-- Given task --
Reproduce each line of the material exactly, minus any picture.

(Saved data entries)
****************

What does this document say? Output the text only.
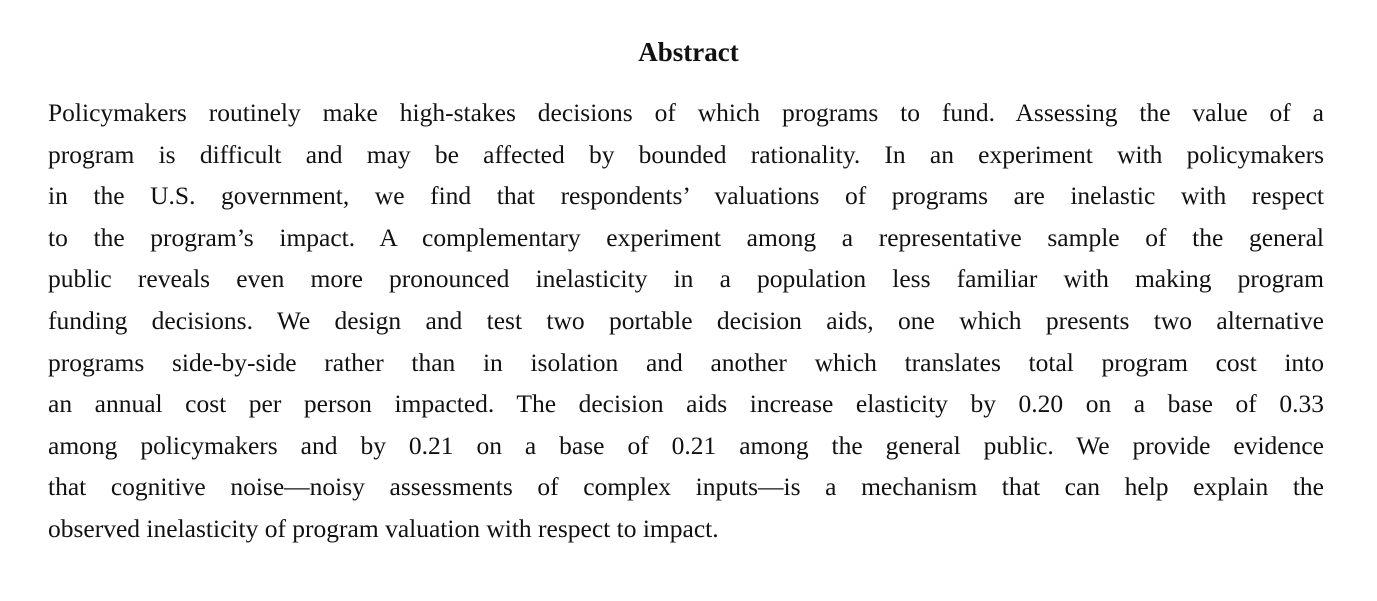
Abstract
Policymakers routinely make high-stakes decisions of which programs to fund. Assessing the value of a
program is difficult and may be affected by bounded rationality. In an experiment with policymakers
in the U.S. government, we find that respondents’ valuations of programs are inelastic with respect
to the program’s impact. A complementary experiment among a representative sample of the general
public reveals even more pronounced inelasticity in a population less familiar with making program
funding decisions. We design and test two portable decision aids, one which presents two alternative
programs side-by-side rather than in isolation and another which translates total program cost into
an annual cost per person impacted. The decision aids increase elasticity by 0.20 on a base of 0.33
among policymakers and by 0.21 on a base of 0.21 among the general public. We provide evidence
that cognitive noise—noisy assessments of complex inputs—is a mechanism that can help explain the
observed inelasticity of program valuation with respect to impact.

****************

-- Written solution --
What does this document say? Output the text only.
Abstract
Policymakers routinely make high-stakes decisions of which programs to fund. Assessing the value of a
program is difficult and may be affected by bounded rationality. In an experiment with policymakers
in the U.S. government, we find that respondents’ valuations of programs are inelastic with respect
to the program’s impact. A complementary experiment among a representative sample of the general
public reveals even more pronounced inelasticity in a population less familiar with making program
funding decisions. We design and test two portable decision aids, one which presents two alternative
programs side-by-side rather than in isolation and another which translates total program cost into
an annual cost per person impacted. The decision aids increase elasticity by 0.20 on a base of 0.33
among policymakers and by 0.21 on a base of 0.21 among the general public. We provide evidence
that cognitive noise—noisy assessments of complex inputs—is a mechanism that can help explain the
observed inelasticity of program valuation with respect to impact.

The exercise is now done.